* BEGIN *

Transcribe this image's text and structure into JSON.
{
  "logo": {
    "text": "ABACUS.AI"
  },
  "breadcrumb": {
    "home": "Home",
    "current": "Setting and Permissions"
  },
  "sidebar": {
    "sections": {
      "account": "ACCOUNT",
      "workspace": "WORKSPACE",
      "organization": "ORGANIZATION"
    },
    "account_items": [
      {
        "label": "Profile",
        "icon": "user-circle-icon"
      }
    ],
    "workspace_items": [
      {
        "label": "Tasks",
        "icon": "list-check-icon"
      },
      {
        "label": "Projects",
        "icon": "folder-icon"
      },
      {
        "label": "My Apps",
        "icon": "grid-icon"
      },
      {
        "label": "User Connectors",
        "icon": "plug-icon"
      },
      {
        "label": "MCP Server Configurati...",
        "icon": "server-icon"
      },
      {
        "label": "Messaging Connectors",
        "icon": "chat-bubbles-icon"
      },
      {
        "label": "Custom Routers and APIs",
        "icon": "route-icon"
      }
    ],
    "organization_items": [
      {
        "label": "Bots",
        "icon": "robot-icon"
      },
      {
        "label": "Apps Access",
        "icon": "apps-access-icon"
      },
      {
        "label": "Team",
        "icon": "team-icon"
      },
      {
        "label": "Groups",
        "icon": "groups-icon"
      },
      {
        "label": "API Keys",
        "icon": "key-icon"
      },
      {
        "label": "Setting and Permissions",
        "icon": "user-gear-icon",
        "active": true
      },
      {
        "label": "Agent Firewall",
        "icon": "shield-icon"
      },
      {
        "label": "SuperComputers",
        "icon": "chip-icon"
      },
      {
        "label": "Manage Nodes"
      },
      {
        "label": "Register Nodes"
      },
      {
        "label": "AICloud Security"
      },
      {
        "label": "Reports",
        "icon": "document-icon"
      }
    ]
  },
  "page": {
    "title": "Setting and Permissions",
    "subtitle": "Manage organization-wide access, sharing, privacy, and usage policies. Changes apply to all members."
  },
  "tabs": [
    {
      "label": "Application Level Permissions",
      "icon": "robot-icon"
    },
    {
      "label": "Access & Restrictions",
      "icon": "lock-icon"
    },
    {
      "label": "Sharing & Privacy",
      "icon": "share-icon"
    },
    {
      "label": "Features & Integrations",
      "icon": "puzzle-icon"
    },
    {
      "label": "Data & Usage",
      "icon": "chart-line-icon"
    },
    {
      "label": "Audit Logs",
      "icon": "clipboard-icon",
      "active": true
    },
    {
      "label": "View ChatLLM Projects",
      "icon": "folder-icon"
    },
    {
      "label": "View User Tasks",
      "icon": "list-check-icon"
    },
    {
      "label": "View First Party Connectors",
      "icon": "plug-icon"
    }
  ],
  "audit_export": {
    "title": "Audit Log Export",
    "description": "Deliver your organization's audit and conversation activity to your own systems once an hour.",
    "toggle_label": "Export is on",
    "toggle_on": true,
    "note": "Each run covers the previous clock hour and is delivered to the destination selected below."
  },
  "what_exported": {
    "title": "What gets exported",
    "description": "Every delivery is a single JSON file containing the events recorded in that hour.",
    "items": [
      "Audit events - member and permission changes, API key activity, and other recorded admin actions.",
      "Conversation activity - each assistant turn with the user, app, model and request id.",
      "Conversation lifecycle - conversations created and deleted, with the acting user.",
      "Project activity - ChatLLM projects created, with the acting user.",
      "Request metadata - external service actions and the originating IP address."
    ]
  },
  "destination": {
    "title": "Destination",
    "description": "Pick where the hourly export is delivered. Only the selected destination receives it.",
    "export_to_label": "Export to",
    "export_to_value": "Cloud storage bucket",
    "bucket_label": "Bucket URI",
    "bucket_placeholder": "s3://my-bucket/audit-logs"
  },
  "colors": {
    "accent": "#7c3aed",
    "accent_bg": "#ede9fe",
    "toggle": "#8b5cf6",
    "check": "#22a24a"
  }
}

* END *

● **To be done**
Write out every record shown above, word for word.

● **Written response**
Transcribe this image's text and structure into JSON.
{
  "logo": {
    "text": "ABACUS.AI"
  },
  "breadcrumb": {
    "home": "Home",
    "current": "Setting and Permissions"
  },
  "sidebar": {
    "sections": {
      "account": "ACCOUNT",
      "workspace": "WORKSPACE",
      "organization": "ORGANIZATION"
    },
    "account_items": [
      {
        "label": "Profile",
        "icon": "user-circle-icon"
      }
    ],
    "workspace_items": [
      {
        "label": "Tasks",
        "icon": "list-check-icon"
      },
      {
        "label": "Projects",
        "icon": "folder-icon"
      },
      {
        "label": "My Apps",
        "icon": "grid-icon"
      },
      {
        "label": "User Connectors",
        "icon": "plug-icon"
      },
      {
        "label": "MCP Server Configurati...",
        "icon": "server-icon"
      },
      {
        "label": "Messaging Connectors",
        "icon": "chat-bubbles-icon"
      },
      {
        "label": "Custom Routers and APIs",
        "icon": "route-icon"
      }
    ],
    "organization_items": [
      {
        "label": "Bots",
        "icon": "robot-icon"
      },
      {
        "label": "Apps Access",
        "icon": "apps-access-icon"
      },
      {
        "label": "Team",
        "icon": "team-icon"
      },
      {
        "label": "Groups",
        "icon": "groups-icon"
      },
      {
        "label": "API Keys",
        "icon": "key-icon"
      },
      {
        "label": "Setting and Permissions",
        "icon": "user-gear-icon",
        "active": true
      },
      {
        "label": "Agent Firewall",
        "icon": "shield-icon"
      },
      {
        "label": "SuperComputers",
        "icon": "chip-icon"
      },
      {
        "label": "Manage Nodes"
      },
      {
        "label": "Register Nodes"
      },
      {
        "label": "AICloud Security"
      },
      {
        "label": "Reports",
        "icon": "document-icon"
      }
    ]
  },
  "page": {
    "title": "Setting and Permissions",
    "subtitle": "Manage organization-wide access, sharing, privacy, and usage policies. Changes apply to all members."
  },
  "tabs": [
    {
      "label": "Application Level Permissions",
      "icon": "robot-icon"
    },
    {
      "label": "Access & Restrictions",
      "icon": "lock-icon"
    },
    {
      "label": "Sharing & Privacy",
      "icon": "share-icon"
    },
    {
      "label": "Features & Integrations",
      "icon": "puzzle-icon"
    },
    {
      "label": "Data & Usage",
      "icon": "chart-line-icon"
    },
    {
      "label": "Audit Logs",
      "icon": "clipboard-icon",
      "active": true
    },
    {
      "label": "View ChatLLM Projects",
      "icon": "folder-icon"
    },
    {
      "label": "View User Tasks",
      "icon": "list-check-icon"
    },
    {
      "label": "View First Party Connectors",
      "icon": "plug-icon"
    }
  ],
  "audit_export": {
    "title": "Audit Log Export",
    "description": "Deliver your organization's audit and conversation activity to your own systems once an hour.",
    "toggle_label": "Export is on",
    "toggle_on": true,
    "note": "Each run covers the previous clock hour and is delivered to the destination selected below."
  },
  "what_exported": {
    "title": "What gets exported",
    "description": "Every delivery is a single JSON file containing the events recorded in that hour.",
    "items": [
      "Audit events - member and permission changes, API key activity, and other recorded admin actions.",
      "Conversation activity - each assistant turn with the user, app, model and request id.",
      "Conversation lifecycle - conversations created and deleted, with the acting user.",
      "Project activity - ChatLLM projects created, with the acting user.",
      "Request metadata - external service actions and the originating IP address."
    ]
  },
  "destination": {
    "title": "Destination",
    "description": "Pick where the hourly export is delivered. Only the selected destination receives it.",
    "export_to_label": "Export to",
    "export_to_value": "Cloud storage bucket",
    "bucket_label": "Bucket URI",
    "bucket_placeholder": "s3://my-bucket/audit-logs"
  },
  "colors": {
    "accent": "#7c3aed",
    "accent_bg": "#ede9fe",
    "toggle": "#8b5cf6",
    "check": "#22a24a"
  }
}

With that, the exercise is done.